◆ Data provided:
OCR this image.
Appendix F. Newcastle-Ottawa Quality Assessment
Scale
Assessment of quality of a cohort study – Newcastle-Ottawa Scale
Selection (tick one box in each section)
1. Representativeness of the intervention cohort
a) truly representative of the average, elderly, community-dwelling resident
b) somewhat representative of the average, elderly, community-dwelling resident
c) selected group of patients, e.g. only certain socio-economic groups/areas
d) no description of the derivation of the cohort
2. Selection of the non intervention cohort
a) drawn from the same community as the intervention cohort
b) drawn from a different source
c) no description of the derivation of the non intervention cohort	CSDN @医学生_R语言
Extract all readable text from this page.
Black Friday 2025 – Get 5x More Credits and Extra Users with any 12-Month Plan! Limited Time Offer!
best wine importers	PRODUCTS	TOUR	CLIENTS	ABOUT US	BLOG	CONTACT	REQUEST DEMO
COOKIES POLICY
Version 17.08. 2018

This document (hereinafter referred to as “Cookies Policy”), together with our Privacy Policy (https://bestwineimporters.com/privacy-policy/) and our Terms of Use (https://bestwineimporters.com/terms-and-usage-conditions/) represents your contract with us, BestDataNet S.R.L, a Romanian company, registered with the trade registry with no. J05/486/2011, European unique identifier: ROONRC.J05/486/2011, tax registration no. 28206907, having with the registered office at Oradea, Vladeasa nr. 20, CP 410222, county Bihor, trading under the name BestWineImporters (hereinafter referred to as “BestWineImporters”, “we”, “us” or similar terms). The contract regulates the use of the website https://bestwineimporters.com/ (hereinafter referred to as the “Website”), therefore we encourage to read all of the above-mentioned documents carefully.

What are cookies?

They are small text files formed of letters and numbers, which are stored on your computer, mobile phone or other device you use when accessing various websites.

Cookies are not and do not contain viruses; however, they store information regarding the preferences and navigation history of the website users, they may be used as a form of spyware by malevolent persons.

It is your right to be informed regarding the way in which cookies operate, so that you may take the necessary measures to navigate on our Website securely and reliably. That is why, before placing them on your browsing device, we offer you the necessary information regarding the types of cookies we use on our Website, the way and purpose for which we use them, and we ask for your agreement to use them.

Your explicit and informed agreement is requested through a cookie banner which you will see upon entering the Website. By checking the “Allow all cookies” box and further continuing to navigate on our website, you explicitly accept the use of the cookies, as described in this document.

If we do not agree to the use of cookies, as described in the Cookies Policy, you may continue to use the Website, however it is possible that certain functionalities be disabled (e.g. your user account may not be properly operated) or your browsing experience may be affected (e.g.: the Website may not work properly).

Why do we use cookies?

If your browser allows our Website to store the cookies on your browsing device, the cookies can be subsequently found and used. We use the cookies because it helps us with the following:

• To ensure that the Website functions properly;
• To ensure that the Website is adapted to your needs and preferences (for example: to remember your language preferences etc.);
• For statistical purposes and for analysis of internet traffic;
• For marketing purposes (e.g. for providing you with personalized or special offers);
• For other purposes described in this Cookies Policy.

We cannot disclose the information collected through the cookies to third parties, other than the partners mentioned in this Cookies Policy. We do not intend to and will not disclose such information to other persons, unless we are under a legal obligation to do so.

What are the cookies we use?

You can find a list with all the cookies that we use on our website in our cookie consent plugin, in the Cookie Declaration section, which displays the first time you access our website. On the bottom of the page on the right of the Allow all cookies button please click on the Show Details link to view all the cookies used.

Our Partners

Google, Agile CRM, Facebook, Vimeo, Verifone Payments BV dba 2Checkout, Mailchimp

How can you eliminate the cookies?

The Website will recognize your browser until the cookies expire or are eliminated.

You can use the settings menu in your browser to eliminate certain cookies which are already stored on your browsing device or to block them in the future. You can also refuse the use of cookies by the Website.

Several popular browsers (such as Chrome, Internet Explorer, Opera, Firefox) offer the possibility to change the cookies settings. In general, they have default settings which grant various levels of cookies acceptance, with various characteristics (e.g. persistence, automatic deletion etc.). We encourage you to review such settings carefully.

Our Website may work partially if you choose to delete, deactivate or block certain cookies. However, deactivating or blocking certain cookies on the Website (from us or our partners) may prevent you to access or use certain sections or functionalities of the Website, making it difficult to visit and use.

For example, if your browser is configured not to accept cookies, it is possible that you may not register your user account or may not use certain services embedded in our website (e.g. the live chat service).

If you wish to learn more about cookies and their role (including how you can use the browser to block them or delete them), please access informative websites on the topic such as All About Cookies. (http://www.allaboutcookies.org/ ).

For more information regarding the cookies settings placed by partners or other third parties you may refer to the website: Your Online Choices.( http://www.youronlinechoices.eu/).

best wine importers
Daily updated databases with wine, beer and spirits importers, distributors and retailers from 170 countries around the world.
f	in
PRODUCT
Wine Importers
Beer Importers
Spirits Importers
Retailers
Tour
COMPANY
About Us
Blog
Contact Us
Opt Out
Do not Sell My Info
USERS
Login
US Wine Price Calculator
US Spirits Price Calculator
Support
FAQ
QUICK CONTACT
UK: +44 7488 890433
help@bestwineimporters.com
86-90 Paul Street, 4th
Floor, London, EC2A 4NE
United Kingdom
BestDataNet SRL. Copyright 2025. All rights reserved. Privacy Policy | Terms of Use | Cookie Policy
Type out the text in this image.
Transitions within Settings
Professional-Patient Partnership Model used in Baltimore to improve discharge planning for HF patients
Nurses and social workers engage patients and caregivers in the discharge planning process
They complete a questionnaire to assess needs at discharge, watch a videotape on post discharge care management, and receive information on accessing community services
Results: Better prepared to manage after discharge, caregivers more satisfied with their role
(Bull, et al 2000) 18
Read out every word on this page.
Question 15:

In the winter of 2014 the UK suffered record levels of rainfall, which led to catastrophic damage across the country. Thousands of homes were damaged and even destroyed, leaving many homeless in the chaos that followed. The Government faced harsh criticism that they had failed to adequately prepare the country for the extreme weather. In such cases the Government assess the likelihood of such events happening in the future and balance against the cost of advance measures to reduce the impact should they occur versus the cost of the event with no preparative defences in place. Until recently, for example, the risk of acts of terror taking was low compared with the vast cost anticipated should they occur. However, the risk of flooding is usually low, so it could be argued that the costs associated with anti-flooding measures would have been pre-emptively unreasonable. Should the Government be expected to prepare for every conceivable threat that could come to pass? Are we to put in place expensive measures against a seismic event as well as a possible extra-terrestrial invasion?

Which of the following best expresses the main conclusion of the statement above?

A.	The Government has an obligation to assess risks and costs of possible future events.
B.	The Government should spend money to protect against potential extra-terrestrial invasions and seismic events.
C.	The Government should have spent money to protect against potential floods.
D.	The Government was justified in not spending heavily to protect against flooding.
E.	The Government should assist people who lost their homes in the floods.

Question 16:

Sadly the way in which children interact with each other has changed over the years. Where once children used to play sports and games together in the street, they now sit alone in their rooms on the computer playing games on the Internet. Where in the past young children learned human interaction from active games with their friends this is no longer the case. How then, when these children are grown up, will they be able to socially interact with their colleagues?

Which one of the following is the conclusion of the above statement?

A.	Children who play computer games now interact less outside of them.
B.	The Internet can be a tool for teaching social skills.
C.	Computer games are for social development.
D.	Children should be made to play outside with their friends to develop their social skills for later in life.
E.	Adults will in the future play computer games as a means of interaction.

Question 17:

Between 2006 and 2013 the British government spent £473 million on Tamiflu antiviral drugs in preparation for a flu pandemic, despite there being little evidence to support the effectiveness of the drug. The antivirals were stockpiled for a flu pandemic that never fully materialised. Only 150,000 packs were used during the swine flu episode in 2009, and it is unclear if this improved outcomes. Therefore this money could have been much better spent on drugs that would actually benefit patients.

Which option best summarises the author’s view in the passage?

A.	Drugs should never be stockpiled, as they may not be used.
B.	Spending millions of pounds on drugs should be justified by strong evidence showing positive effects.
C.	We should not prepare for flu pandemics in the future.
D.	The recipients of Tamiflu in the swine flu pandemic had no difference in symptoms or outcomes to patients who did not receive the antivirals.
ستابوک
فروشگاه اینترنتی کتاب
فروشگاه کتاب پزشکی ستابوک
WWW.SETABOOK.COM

◆ Brief: Search the entries for the word "when", then gather every line that has it.

◆ Answer:
They are small text files formed of letters and numbers, which are stored on your computer, mobile phone or other device you use when accessing various websites.
Sadly the way in which children interact with each other has changed over the years. Where once children used to play sports and games together in the street, they now sit alone in their rooms on the computer playing games on the Internet. Where in the past young children learned human interaction from active games with their friends this is no longer the case. How then, when these children are grown up, will they be able to socially interact with their colleagues?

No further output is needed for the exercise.